--- Exercise directions ---
Identify the lines that contain the string "méretben" and copy all of them.

--- Data shown ---
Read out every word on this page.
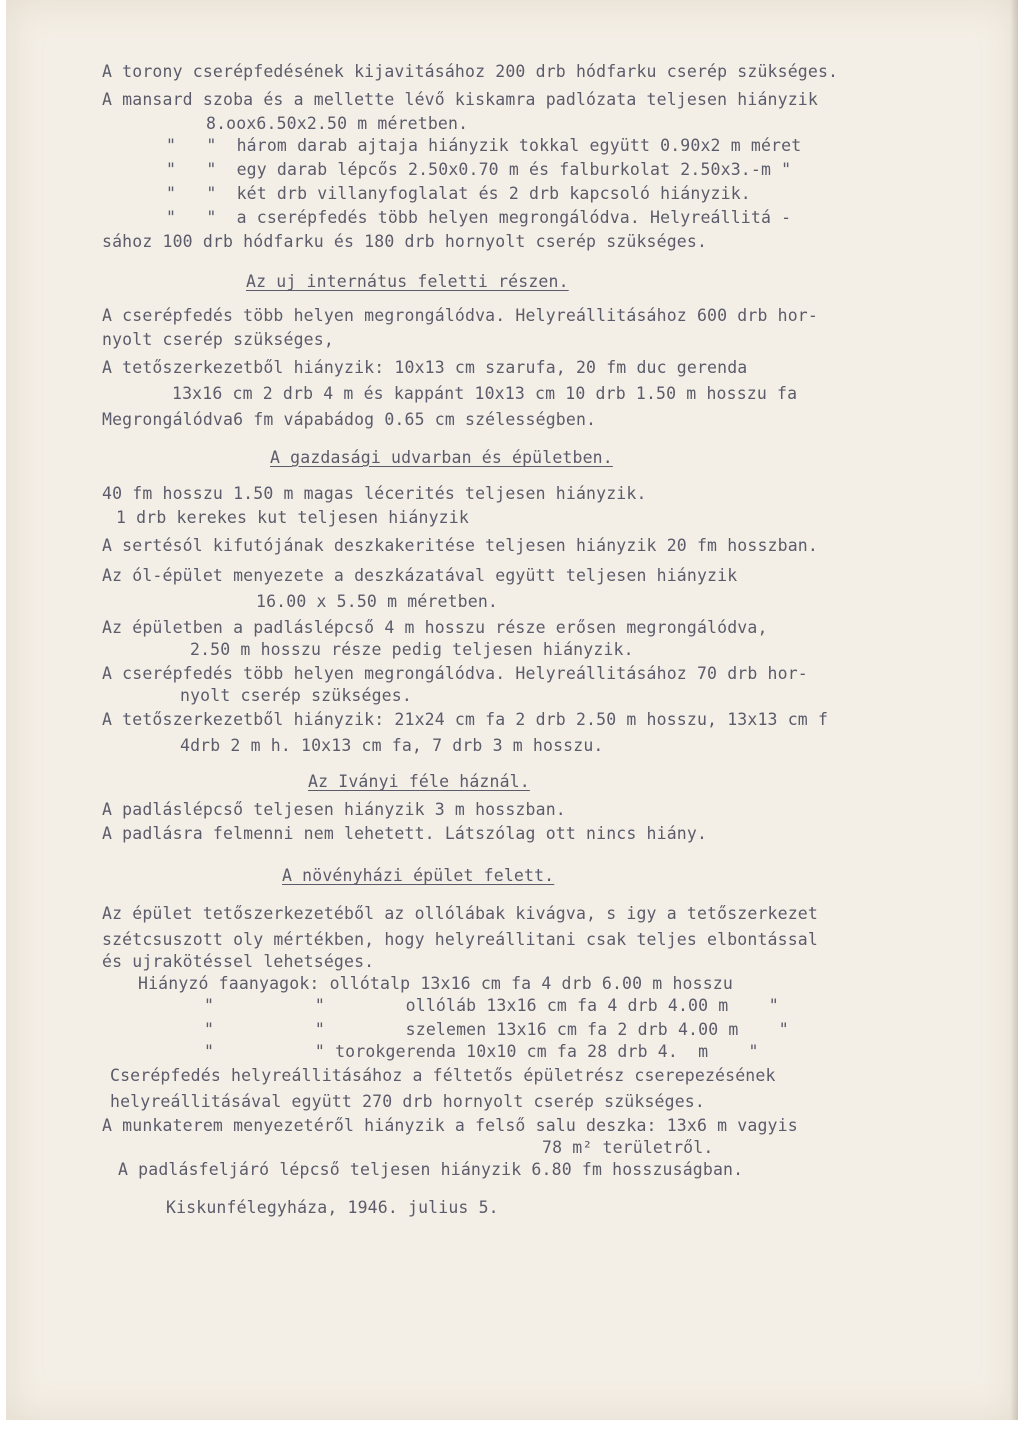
A torony cserépfedésének kijavitásához 200 drb hódfarku cserép szükséges.
A mansard szoba és a mellette lévő kiskamra padlózata teljesen hiányzik
8.oox6.50x2.50 m méretben.
"   "  három darab ajtaja hiányzik tokkal együtt 0.90x2 m méret
"   "  egy darab lépcős 2.50x0.70 m és falburkolat 2.50x3.-m "
"   "  két drb villanyfoglalat és 2 drb kapcsoló hiányzik.
"   "  a cserépfedés több helyen megrongálódva. Helyreállitá -
sához 100 drb hódfarku és 180 drb hornyolt cserép szükséges.
Az uj internátus feletti részen.
A cserépfedés több helyen megrongálódva. Helyreállitásához 600 drb hor-
nyolt cserép szükséges,
A tetőszerkezetből hiányzik: 10x13 cm szarufa, 20 fm duc gerenda
13x16 cm 2 drb 4 m és kappánt 10x13 cm 10 drb 1.50 m hosszu fa
Megrongálódva6 fm vápabádog 0.65 cm szélességben.
A gazdasági udvarban és épületben.
40 fm hosszu 1.50 m magas lécerités teljesen hiányzik.
1 drb kerekes kut teljesen hiányzik
A sertésól kifutójának deszkakeritése teljesen hiányzik 20 fm hosszban.
Az ól-épület menyezete a deszkázatával együtt teljesen hiányzik
16.00 x 5.50 m méretben.
Az épületben a padláslépcső 4 m hosszu része erősen megrongálódva,
2.50 m hosszu része pedig teljesen hiányzik.
A cserépfedés több helyen megrongálódva. Helyreállitásához 70 drb hor-
nyolt cserép szükséges.
A tetőszerkezetből hiányzik: 21x24 cm fa 2 drb 2.50 m hosszu, 13x13 cm f
4drb 2 m h. 10x13 cm fa, 7 drb 3 m hosszu.
Az Iványi féle háznál.
A padláslépcső teljesen hiányzik 3 m hosszban.
A padlásra felmenni nem lehetett. Látszólag ott nincs hiány.
A növényházi épület felett.
Az épület tetőszerkezetéből az ollólábak kivágva, s igy a tetőszerkezet
szétcsuszott oly mértékben, hogy helyreállitani csak teljes elbontással
és ujrakötéssel lehetséges.
Hiányzó faanyagok: ollótalp 13x16 cm fa 4 drb 6.00 m hosszu
"          "        ollóláb 13x16 cm fa 4 drb 4.00 m    "
"          "        szelemen 13x16 cm fa 2 drb 4.00 m    "
"          " torokgerenda 10x10 cm fa 28 drb 4.  m    "
Cserépfedés helyreállitásához a féltetős épületrész cserepezésének
helyreállitásával együtt 270 drb hornyolt cserép szükséges.
A munkaterem menyezetéről hiányzik a felső salu deszka: 13x6 m vagyis
78 m² területről.
A padlásfeljáró lépcső teljesen hiányzik 6.80 fm hosszuságban.
Kiskunfélegyháza, 1946. julius 5.
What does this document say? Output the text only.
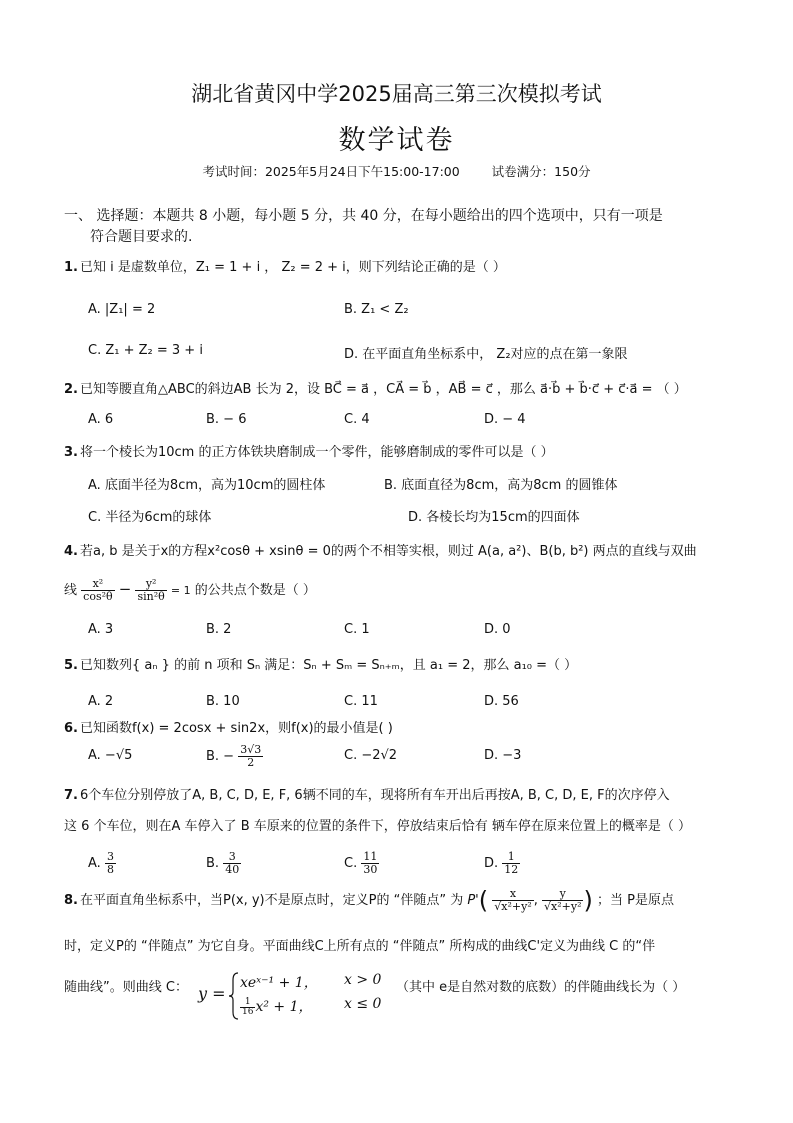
湖北省黄冈中学2025届高三第三次模拟考试
数学试卷
考试时间：2025年5月24日下午15:00-17:00	试卷满分：150分
一、 选择题：本题共 8 小题，每小题 5 分，共 40 分，在每小题给出的四个选项中，只有一项是
符合题目要求的.
1. 已知 i 是虚数单位，Z₁ = 1 + i ， Z₂ = 2 + i，则下列结论正确的是（ ）
A. |Z₁| = 2	B. Z₁ < Z₂
C. Z₁ + Z₂ = 3 + i	D. 在平面直角坐标系中， Z₂对应的点在第一象限
2. 已知等腰直角△ABC的斜边AB 长为 2，设 BC⃗ = a⃗ ，CA⃗ = b⃗ ，AB⃗ = c⃗ ，那么 a⃗·b⃗ + b⃗·c⃗ + c⃗·a⃗ = （ ）
A. 6	B. − 6	C. 4	D. − 4
3. 将一个棱长为10cm 的正方体铁块磨制成一个零件，能够磨制成的零件可以是（ ）
A. 底面半径为8cm，高为10cm的圆柱体	B. 底面直径为8cm，高为8cm 的圆锥体
C. 半径为6cm的球体	D. 各棱长均为15cm的四面体
4. 若a, b 是关于x的方程x²cosθ + xsinθ = 0的两个不相等实根，则过 A(a, a²)、B(b, b²) 两点的直线与双曲
线 $\frac{\text{x²}}{\text{cos²θ}} - \frac{\text{y²}}{\text{sin²θ}} = 1$ 的公共点个数是（ ）
A. 3	B. 2	C. 1	D. 0
5. 已知数列{ aₙ } 的前 n 项和 Sₙ 满足：Sₙ + Sₘ = Sₙ₊ₘ，且 a₁ = 2，那么 a₁₀ =（ ）
A. 2	B. 10	C. 11	D. 56
6. 已知函数f(x) = 2cosx + sin2x，则f(x)的最小值是( )
A. −√5	B. − $\frac{3√3}{2}$	C. −2√2	D. −3
7. 6个车位分别停放了A, B, C, D, E, F, 6辆不同的车，现将所有车开出后再按A, B, C, D, E, F的次序停入
这 6 个车位，则在A 车停入了 B 车原来的位置的条件下，停放结束后恰有 辆车停在原来位置上的概率是（ ）
A. $\frac{3}{8}$	B. $\frac{3}{40}$	C. $\frac{11}{30}$	D. $\frac{1}{12}$
8. 在平面直角坐标系中，当P(x, y)不是原点时，定义P的 “伴随点” 为 $P'( \frac{x}{\text{√x²+y²}}$ , $\frac{y}{\text{√x²+y²}}$ ) ；当 P是原点
时，定义P的 “伴随点” 为它自身。平面曲线C上所有点的 “伴随点” 所构成的曲线C'定义为曲线 C 的“伴
随曲线”。则曲线 C： y =
xeˣ⁻¹ + 1， x > 0
$\frac{1}{16} x^2 + 1$， x ≤ 0
（其中 e是自然对数的底数）的伴随曲线长为（ ）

--- Finished exercise ---
8.oox6.50x2.50 m méretben.
16.00 x 5.50 m méretben.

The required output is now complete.